» **WRITTEN REQUEST**:
Count how many lines of the material hold "Reduction". Respond with that number alone.

» **EXERCISE INPUT**:
☆ ☆ ☆ ☆

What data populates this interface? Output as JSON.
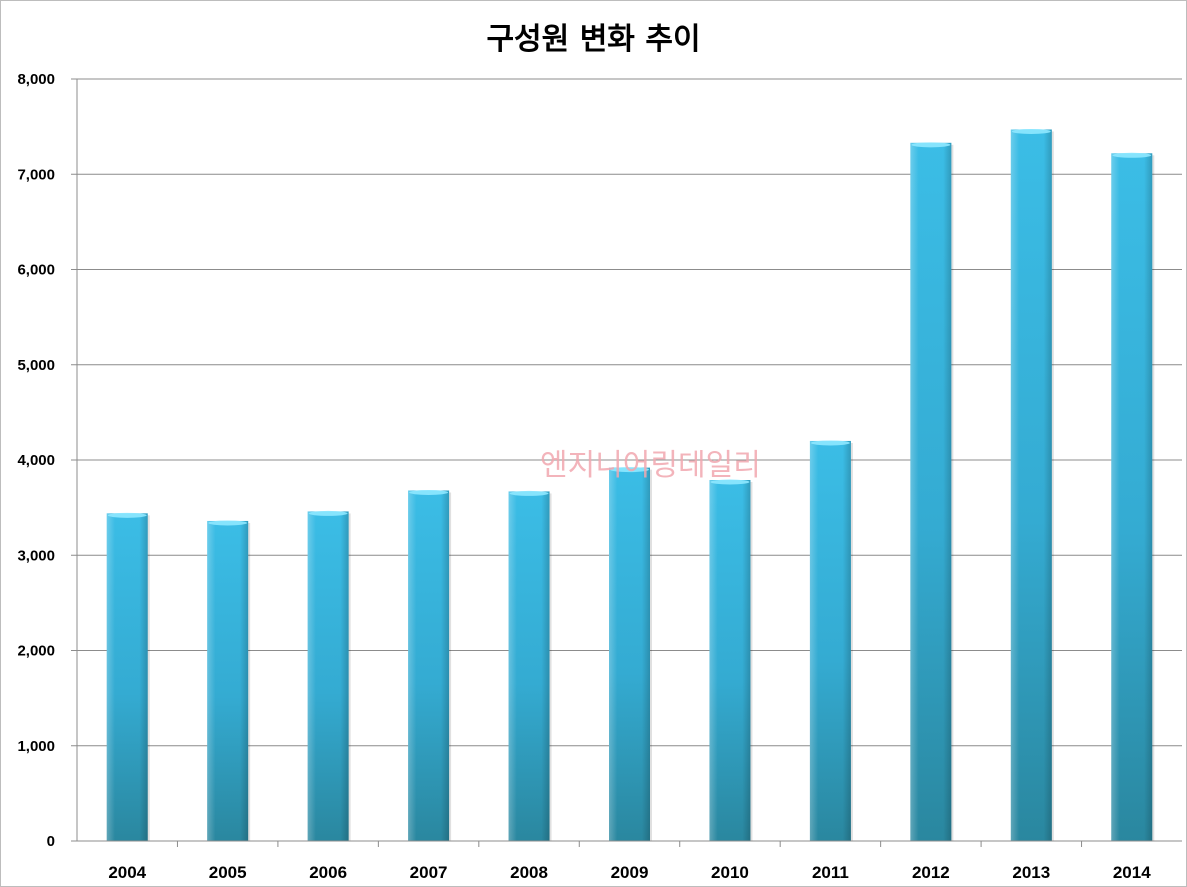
{
  "chart_data": {
    "type": "bar",
    "title": "구성원 변화 추이",
    "xlabel": "",
    "ylabel": "",
    "categories": [
      "2004",
      "2005",
      "2006",
      "2007",
      "2008",
      "2009",
      "2010",
      "2011",
      "2012",
      "2013",
      "2014"
    ],
    "values": [
      3440,
      3360,
      3460,
      3680,
      3670,
      3920,
      3790,
      4200,
      7330,
      7470,
      7220
    ],
    "ylim": [
      0,
      8000
    ],
    "yticks": [
      "0",
      "1,000",
      "2,000",
      "3,000",
      "4,000",
      "5,000",
      "6,000",
      "7,000",
      "8,000"
    ],
    "grid": true,
    "colors": {
      "bar": "#38b4dc",
      "bar_dark": "#2b8aa6",
      "grid": "#8c8c8c"
    }
  },
  "watermark": "엔지니어링데일리"
}
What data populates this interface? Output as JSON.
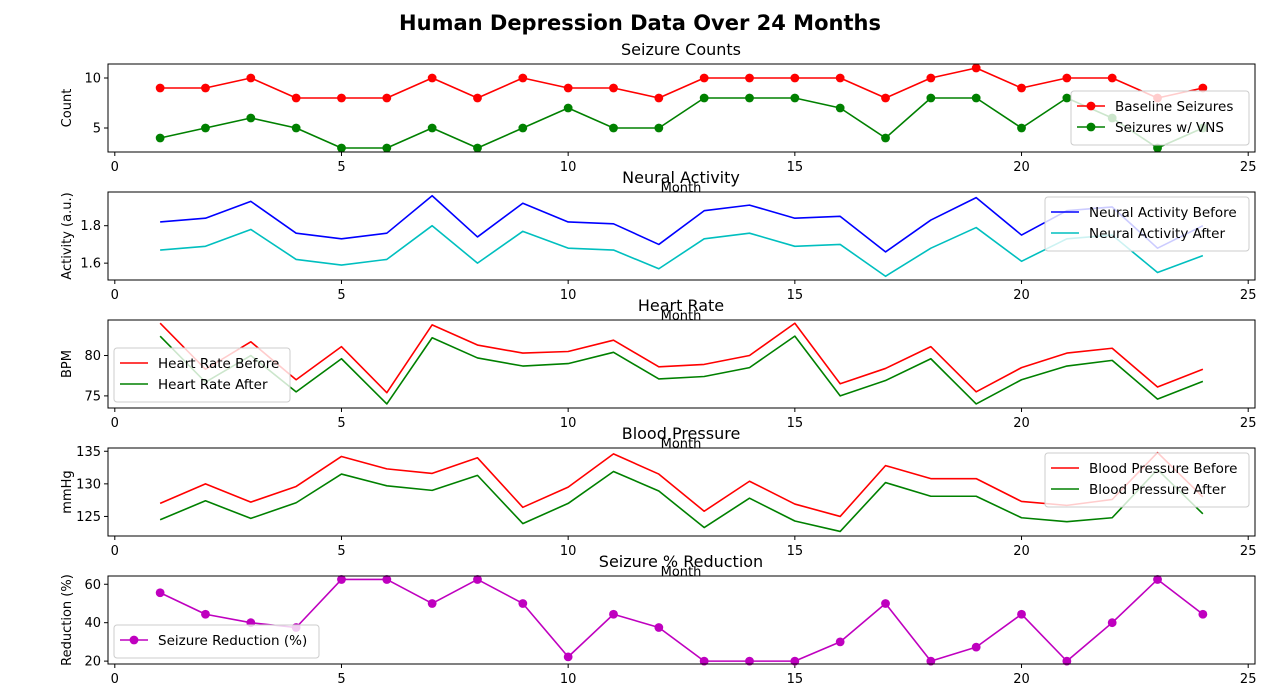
{
  "figure": {
    "title": "Human Depression Data Over 24 Months"
  },
  "chart_data": [
    {
      "type": "line",
      "title": "Seizure Counts",
      "xlabel": "Month",
      "ylabel": "Count",
      "xlim": [
        -0.15,
        25.15
      ],
      "ylim": [
        2.6,
        11.4
      ],
      "xticks": [
        0,
        5,
        10,
        15,
        20,
        25
      ],
      "yticks": [
        5,
        10
      ],
      "legend": "right",
      "x": [
        1,
        2,
        3,
        4,
        5,
        6,
        7,
        8,
        9,
        10,
        11,
        12,
        13,
        14,
        15,
        16,
        17,
        18,
        19,
        20,
        21,
        22,
        23,
        24
      ],
      "series": [
        {
          "name": "Baseline Seizures",
          "color": "#ff0000",
          "marker": "circle",
          "values": [
            9,
            9,
            10,
            8,
            8,
            8,
            10,
            8,
            10,
            9,
            9,
            8,
            10,
            10,
            10,
            10,
            8,
            10,
            11,
            9,
            10,
            10,
            8,
            9
          ]
        },
        {
          "name": "Seizures w/ VNS",
          "color": "#008000",
          "marker": "circle",
          "values": [
            4,
            5,
            6,
            5,
            3,
            3,
            5,
            3,
            5,
            7,
            5,
            5,
            8,
            8,
            8,
            7,
            4,
            8,
            8,
            5,
            8,
            6,
            3,
            5
          ]
        }
      ]
    },
    {
      "type": "line",
      "title": "Neural Activity",
      "xlabel": "Month",
      "ylabel": "Activity (a.u.)",
      "xlim": [
        -0.15,
        25.15
      ],
      "ylim": [
        1.51,
        1.98
      ],
      "xticks": [
        0,
        5,
        10,
        15,
        20,
        25
      ],
      "yticks": [
        1.6,
        1.8
      ],
      "legend": "top-right",
      "x": [
        1,
        2,
        3,
        4,
        5,
        6,
        7,
        8,
        9,
        10,
        11,
        12,
        13,
        14,
        15,
        16,
        17,
        18,
        19,
        20,
        21,
        22,
        23,
        24
      ],
      "series": [
        {
          "name": "Neural Activity Before",
          "color": "#0000ff",
          "marker": "none",
          "values": [
            1.82,
            1.84,
            1.93,
            1.76,
            1.73,
            1.76,
            1.96,
            1.74,
            1.92,
            1.82,
            1.81,
            1.7,
            1.88,
            1.91,
            1.84,
            1.85,
            1.66,
            1.83,
            1.95,
            1.75,
            1.88,
            1.9,
            1.68,
            1.8
          ]
        },
        {
          "name": "Neural Activity After",
          "color": "#00bfbf",
          "marker": "none",
          "values": [
            1.67,
            1.69,
            1.78,
            1.62,
            1.59,
            1.62,
            1.8,
            1.6,
            1.77,
            1.68,
            1.67,
            1.57,
            1.73,
            1.76,
            1.69,
            1.7,
            1.53,
            1.68,
            1.79,
            1.61,
            1.73,
            1.75,
            1.55,
            1.64
          ]
        }
      ]
    },
    {
      "type": "line",
      "title": "Heart Rate",
      "xlabel": "Month",
      "ylabel": "BPM",
      "xlim": [
        -0.15,
        25.15
      ],
      "ylim": [
        73.5,
        84.4
      ],
      "xticks": [
        0,
        5,
        10,
        15,
        20,
        25
      ],
      "yticks": [
        75,
        80
      ],
      "legend": "left",
      "x": [
        1,
        2,
        3,
        4,
        5,
        6,
        7,
        8,
        9,
        10,
        11,
        12,
        13,
        14,
        15,
        16,
        17,
        18,
        19,
        20,
        21,
        22,
        23,
        24
      ],
      "series": [
        {
          "name": "Heart Rate Before",
          "color": "#ff0000",
          "marker": "none",
          "values": [
            84.0,
            78.3,
            81.7,
            77.0,
            81.1,
            75.4,
            83.8,
            81.3,
            80.3,
            80.5,
            81.9,
            78.6,
            78.9,
            80.0,
            84.0,
            76.5,
            78.4,
            81.1,
            75.5,
            78.5,
            80.3,
            80.9,
            76.1,
            78.3
          ]
        },
        {
          "name": "Heart Rate After",
          "color": "#008000",
          "marker": "none",
          "values": [
            82.4,
            76.7,
            80.0,
            75.5,
            79.6,
            74.0,
            82.2,
            79.7,
            78.7,
            79.0,
            80.4,
            77.1,
            77.4,
            78.5,
            82.4,
            75.0,
            76.9,
            79.6,
            74.0,
            77.0,
            78.7,
            79.4,
            74.6,
            76.8
          ]
        }
      ]
    },
    {
      "type": "line",
      "title": "Blood Pressure",
      "xlabel": "Month",
      "ylabel": "mmHg",
      "xlim": [
        -0.15,
        25.15
      ],
      "ylim": [
        122.0,
        135.5
      ],
      "xticks": [
        0,
        5,
        10,
        15,
        20,
        25
      ],
      "yticks": [
        125,
        130,
        135
      ],
      "legend": "top-right",
      "x": [
        1,
        2,
        3,
        4,
        5,
        6,
        7,
        8,
        9,
        10,
        11,
        12,
        13,
        14,
        15,
        16,
        17,
        18,
        19,
        20,
        21,
        22,
        23,
        24
      ],
      "series": [
        {
          "name": "Blood Pressure Before",
          "color": "#ff0000",
          "marker": "none",
          "values": [
            127.0,
            130.0,
            127.2,
            129.6,
            134.2,
            132.3,
            131.6,
            134.0,
            126.4,
            129.5,
            134.6,
            131.5,
            125.8,
            130.4,
            126.9,
            125.0,
            132.8,
            130.8,
            130.8,
            127.3,
            126.7,
            127.6,
            134.8,
            128.0
          ]
        },
        {
          "name": "Blood Pressure After",
          "color": "#008000",
          "marker": "none",
          "values": [
            124.5,
            127.4,
            124.7,
            127.1,
            131.5,
            129.7,
            129.0,
            131.3,
            123.9,
            127.0,
            131.9,
            128.9,
            123.3,
            127.8,
            124.3,
            122.7,
            130.2,
            128.1,
            128.1,
            124.8,
            124.2,
            124.8,
            132.2,
            125.4
          ]
        }
      ]
    },
    {
      "type": "line",
      "title": "Seizure % Reduction",
      "xlabel": "",
      "ylabel": "Reduction (%)",
      "xlim": [
        -0.15,
        25.15
      ],
      "ylim": [
        18.5,
        64.3
      ],
      "xticks": [
        0,
        5,
        10,
        15,
        20,
        25
      ],
      "yticks": [
        20,
        40,
        60
      ],
      "legend": "left",
      "x": [
        1,
        2,
        3,
        4,
        5,
        6,
        7,
        8,
        9,
        10,
        11,
        12,
        13,
        14,
        15,
        16,
        17,
        18,
        19,
        20,
        21,
        22,
        23,
        24
      ],
      "series": [
        {
          "name": "Seizure Reduction (%)",
          "color": "#bf00bf",
          "marker": "circle",
          "values": [
            55.6,
            44.4,
            40.0,
            37.5,
            62.5,
            62.5,
            50.0,
            62.5,
            50.0,
            22.2,
            44.4,
            37.5,
            20.0,
            20.0,
            20.0,
            30.0,
            50.0,
            20.0,
            27.3,
            44.4,
            20.0,
            40.0,
            62.5,
            44.4
          ]
        }
      ]
    }
  ]
}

☆ ☆ ☆ ☆

» **ANSWER TO THIS PROBLEM**:
3